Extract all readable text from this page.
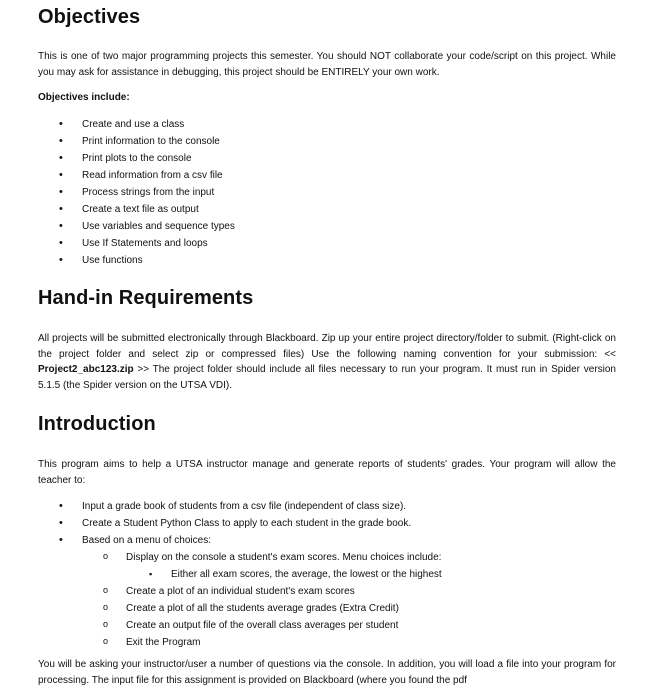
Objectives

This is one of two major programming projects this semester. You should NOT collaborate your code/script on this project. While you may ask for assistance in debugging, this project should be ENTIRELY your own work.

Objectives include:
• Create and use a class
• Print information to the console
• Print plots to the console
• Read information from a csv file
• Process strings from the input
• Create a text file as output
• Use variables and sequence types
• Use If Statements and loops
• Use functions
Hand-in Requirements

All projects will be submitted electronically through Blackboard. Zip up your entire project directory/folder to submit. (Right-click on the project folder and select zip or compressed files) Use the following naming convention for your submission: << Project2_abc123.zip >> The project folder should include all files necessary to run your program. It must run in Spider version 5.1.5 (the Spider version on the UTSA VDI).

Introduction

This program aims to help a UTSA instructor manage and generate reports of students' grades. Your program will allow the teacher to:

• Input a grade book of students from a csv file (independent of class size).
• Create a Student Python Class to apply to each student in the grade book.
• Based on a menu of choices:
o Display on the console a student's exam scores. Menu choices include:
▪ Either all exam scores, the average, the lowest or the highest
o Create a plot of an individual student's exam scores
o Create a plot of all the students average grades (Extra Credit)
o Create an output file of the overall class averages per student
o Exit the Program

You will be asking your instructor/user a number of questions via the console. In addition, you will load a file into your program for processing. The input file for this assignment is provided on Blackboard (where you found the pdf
--*--
EXERCISE DESCRIPTION: The records above must be transcribed exactly. Pictures are left out of the copy.

RESPONSE TO THE EXERCISE:
Extract all readable text from this page.
Objectives

This is one of two major programming projects this semester. You should NOT collaborate your code/script on this project. While you may ask for assistance in debugging, this project should be ENTIRELY your own work.

Objectives include:
• Create and use a class
• Print information to the console
• Print plots to the console
• Read information from a csv file
• Process strings from the input
• Create a text file as output
• Use variables and sequence types
• Use If Statements and loops
• Use functions
Hand-in Requirements

All projects will be submitted electronically through Blackboard. Zip up your entire project directory/folder to submit. (Right-click on the project folder and select zip or compressed files) Use the following naming convention for your submission: << Project2_abc123.zip >> The project folder should include all files necessary to run your program. It must run in Spider version 5.1.5 (the Spider version on the UTSA VDI).

Introduction

This program aims to help a UTSA instructor manage and generate reports of students' grades. Your program will allow the teacher to:

• Input a grade book of students from a csv file (independent of class size).
• Create a Student Python Class to apply to each student in the grade book.
• Based on a menu of choices:
o Display on the console a student's exam scores. Menu choices include:
▪ Either all exam scores, the average, the lowest or the highest
o Create a plot of an individual student's exam scores
o Create a plot of all the students average grades (Extra Credit)
o Create an output file of the overall class averages per student
o Exit the Program

You will be asking your instructor/user a number of questions via the console. In addition, you will load a file into your program for processing. The input file for this assignment is provided on Blackboard (where you found the pdf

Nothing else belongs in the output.